* EXERCISE
Filter the entries that follow, copying every line in which the word "this" appears.

Dataset entries
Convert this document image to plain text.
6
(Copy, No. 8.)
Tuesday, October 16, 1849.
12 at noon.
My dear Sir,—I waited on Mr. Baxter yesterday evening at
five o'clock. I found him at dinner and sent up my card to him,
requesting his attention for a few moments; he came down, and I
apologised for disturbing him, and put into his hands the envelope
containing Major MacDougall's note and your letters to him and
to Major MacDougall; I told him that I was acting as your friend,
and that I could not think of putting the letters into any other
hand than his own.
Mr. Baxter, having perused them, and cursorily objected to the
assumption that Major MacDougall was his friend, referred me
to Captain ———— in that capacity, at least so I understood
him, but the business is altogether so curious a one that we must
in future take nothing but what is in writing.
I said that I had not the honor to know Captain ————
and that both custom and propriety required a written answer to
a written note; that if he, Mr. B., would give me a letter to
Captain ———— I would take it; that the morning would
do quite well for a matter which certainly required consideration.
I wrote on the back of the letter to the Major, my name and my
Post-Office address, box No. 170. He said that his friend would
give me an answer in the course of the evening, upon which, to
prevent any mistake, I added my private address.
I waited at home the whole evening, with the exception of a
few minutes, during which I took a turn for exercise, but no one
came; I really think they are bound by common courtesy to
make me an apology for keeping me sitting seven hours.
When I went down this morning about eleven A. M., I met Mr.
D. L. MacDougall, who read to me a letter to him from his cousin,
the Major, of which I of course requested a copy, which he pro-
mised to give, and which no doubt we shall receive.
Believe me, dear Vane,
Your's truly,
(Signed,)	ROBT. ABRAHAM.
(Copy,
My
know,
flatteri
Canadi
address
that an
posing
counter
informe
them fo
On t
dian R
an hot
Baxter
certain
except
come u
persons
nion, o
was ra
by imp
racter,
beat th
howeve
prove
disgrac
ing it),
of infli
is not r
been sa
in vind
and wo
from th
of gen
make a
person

* ANSWER TO THE TASK
Convert this document image to plain text.
When I went down this morning about eleven A. M., I met Mr.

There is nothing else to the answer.